Direction: Pull out every line with the word "diverse".

(Saved data entries)
_ _ _ _

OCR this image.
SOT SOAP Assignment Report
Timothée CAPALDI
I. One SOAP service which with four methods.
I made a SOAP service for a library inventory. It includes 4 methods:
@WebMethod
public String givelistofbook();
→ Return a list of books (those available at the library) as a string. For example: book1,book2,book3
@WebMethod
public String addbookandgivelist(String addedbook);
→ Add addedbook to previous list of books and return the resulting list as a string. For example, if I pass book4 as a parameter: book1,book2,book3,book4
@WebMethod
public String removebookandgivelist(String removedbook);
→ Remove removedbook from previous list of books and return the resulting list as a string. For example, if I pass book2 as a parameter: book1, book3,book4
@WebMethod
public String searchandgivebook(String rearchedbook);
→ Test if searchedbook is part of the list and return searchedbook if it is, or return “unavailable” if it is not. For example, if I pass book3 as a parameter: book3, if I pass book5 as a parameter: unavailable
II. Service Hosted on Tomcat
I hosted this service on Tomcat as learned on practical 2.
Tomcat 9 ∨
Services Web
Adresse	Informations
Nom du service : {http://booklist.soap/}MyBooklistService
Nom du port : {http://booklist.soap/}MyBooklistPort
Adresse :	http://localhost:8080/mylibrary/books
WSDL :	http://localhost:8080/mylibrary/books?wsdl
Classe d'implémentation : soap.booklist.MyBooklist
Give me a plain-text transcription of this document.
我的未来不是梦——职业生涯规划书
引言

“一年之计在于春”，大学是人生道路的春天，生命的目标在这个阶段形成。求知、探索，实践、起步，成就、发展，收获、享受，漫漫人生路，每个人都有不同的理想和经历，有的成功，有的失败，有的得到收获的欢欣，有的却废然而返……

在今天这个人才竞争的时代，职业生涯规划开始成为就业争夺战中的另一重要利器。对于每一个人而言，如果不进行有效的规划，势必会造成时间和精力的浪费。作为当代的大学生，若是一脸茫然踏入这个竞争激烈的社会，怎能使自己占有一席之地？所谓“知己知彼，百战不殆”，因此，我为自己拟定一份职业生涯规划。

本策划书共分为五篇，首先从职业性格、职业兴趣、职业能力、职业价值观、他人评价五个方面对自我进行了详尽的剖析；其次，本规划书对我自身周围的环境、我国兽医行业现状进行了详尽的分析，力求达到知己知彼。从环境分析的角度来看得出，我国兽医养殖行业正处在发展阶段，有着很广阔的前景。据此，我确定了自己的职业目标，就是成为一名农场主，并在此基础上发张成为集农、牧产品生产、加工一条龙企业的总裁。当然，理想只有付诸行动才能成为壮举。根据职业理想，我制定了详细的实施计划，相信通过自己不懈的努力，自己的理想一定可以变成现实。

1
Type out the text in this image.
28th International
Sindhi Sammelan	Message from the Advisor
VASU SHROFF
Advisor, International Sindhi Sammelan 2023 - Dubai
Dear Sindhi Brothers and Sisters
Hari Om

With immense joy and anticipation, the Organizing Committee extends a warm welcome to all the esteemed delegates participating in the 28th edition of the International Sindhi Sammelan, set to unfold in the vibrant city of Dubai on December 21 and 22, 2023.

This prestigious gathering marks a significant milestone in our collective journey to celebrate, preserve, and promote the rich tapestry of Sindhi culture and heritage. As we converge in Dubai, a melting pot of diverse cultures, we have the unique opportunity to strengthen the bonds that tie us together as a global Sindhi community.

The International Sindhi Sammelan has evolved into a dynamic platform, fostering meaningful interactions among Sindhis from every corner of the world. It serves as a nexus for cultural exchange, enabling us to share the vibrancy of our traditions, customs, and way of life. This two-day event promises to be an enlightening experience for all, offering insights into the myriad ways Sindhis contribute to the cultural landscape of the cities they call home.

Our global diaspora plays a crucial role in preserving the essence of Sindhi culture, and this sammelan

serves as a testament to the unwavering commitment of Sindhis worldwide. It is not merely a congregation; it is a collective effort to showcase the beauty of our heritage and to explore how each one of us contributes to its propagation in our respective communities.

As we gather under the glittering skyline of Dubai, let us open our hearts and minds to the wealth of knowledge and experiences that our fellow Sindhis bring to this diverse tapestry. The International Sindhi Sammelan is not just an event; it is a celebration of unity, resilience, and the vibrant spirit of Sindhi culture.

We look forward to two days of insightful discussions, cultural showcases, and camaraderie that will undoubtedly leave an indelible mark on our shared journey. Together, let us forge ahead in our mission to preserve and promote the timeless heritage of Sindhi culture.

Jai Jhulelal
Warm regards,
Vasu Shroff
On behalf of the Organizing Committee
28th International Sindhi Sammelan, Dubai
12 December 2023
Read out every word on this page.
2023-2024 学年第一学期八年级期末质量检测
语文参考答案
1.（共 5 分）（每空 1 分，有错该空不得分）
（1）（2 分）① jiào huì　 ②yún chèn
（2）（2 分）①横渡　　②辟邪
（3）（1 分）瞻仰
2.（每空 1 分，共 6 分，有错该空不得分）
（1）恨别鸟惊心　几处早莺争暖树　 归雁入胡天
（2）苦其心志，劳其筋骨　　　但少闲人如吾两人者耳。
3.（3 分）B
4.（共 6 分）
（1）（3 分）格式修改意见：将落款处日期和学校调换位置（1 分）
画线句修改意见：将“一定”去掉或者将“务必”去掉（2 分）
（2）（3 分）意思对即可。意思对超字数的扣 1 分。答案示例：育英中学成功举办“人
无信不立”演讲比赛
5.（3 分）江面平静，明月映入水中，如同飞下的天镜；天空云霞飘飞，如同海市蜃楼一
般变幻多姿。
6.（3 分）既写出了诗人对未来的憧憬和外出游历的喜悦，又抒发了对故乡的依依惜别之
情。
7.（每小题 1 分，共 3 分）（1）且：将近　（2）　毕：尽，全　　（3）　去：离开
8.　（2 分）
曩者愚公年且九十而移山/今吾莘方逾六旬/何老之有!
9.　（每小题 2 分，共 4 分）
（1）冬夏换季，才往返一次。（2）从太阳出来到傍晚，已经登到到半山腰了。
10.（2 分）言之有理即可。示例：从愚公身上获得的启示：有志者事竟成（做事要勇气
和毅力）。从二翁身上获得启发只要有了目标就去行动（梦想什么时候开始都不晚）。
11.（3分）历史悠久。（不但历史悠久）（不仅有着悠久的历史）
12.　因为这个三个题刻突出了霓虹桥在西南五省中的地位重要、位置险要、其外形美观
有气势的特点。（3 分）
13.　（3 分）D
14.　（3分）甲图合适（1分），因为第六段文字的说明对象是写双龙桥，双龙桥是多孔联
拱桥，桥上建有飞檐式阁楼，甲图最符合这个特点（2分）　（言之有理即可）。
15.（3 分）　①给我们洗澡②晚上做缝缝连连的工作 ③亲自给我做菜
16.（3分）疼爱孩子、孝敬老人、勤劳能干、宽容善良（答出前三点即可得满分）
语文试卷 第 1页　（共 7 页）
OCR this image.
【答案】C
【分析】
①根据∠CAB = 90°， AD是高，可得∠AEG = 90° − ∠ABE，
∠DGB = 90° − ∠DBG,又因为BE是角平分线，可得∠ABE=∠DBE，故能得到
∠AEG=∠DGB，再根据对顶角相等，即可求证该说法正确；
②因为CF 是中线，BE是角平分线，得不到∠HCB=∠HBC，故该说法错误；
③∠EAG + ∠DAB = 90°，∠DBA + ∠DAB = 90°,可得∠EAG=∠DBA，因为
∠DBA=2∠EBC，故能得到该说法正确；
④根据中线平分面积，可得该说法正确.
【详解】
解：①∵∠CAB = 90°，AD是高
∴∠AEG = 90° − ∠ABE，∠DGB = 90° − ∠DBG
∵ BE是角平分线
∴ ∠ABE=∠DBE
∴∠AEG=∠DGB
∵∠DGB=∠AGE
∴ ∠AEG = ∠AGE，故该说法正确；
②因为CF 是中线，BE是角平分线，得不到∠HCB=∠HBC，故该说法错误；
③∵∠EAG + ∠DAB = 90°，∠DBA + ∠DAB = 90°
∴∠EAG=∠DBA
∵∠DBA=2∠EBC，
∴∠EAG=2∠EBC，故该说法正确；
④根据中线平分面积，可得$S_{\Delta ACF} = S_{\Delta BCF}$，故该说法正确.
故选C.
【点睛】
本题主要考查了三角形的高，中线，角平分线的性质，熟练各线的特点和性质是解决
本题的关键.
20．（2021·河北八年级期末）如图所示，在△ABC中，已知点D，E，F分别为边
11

_ _ _ _

Finished task:
This prestigious gathering marks a significant milestone in our collective journey to celebrate, preserve, and promote the rich tapestry of Sindhi culture and heritage. As we converge in Dubai, a melting pot of diverse cultures, we have the unique opportunity to strengthen the bonds that tie us together as a global Sindhi community.
As we gather under the glittering skyline of Dubai, let us open our hearts and minds to the wealth of knowledge and experiences that our fellow Sindhis bring to this diverse tapestry. The International Sindhi Sammelan is not just an event; it is a celebration of unity, resilience, and the vibrant spirit of Sindhi culture.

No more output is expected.